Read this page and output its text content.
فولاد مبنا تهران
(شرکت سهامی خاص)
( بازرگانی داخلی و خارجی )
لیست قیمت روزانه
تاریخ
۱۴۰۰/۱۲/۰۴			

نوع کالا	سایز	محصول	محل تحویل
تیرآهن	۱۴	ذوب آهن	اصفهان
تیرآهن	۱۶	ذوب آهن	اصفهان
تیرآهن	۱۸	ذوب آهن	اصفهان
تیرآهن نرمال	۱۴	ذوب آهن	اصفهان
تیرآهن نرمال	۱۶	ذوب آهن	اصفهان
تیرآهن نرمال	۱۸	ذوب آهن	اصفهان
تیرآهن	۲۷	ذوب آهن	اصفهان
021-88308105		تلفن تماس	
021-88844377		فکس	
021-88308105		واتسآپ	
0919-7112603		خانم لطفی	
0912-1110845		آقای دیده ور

────────────────

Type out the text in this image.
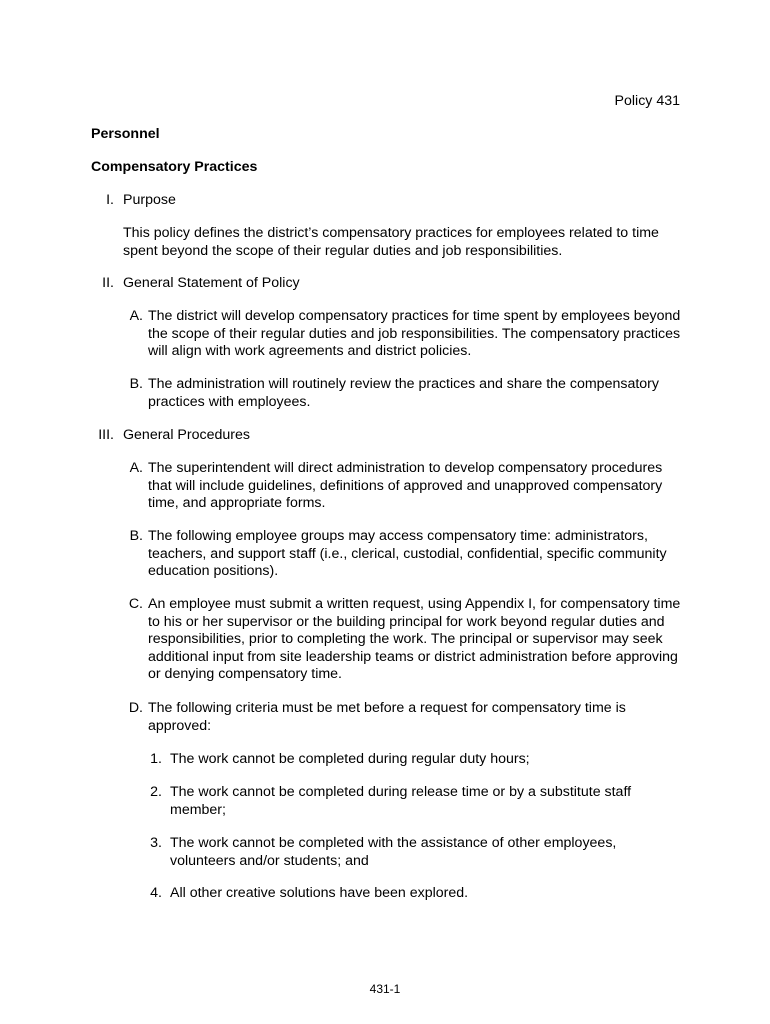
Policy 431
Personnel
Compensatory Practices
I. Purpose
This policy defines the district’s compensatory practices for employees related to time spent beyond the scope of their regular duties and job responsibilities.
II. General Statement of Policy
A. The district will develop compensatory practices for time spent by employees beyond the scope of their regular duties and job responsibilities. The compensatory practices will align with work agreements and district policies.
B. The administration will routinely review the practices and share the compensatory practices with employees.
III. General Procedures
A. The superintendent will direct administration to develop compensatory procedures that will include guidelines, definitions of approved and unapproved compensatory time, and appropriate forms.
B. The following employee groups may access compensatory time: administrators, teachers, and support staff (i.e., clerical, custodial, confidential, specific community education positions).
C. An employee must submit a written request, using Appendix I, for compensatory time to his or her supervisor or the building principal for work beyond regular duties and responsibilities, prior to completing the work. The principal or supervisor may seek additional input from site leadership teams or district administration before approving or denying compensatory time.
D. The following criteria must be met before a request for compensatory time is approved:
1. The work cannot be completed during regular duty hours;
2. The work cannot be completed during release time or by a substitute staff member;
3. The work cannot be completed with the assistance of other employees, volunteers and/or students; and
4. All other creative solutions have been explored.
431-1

────────────────

→ Description of the task:
Filter the entries above down to the lines containing the word "regular".

→ Task result:
This policy defines the district’s compensatory practices for employees related to time spent beyond the scope of their regular duties and job responsibilities.
A. The district will develop compensatory practices for time spent by employees beyond the scope of their regular duties and job responsibilities. The compensatory practices will align with work agreements and district policies.
C. An employee must submit a written request, using Appendix I, for compensatory time to his or her supervisor or the building principal for work beyond regular duties and responsibilities, prior to completing the work. The principal or supervisor may seek additional input from site leadership teams or district administration before approving or denying compensatory time.
1. The work cannot be completed during regular duty hours;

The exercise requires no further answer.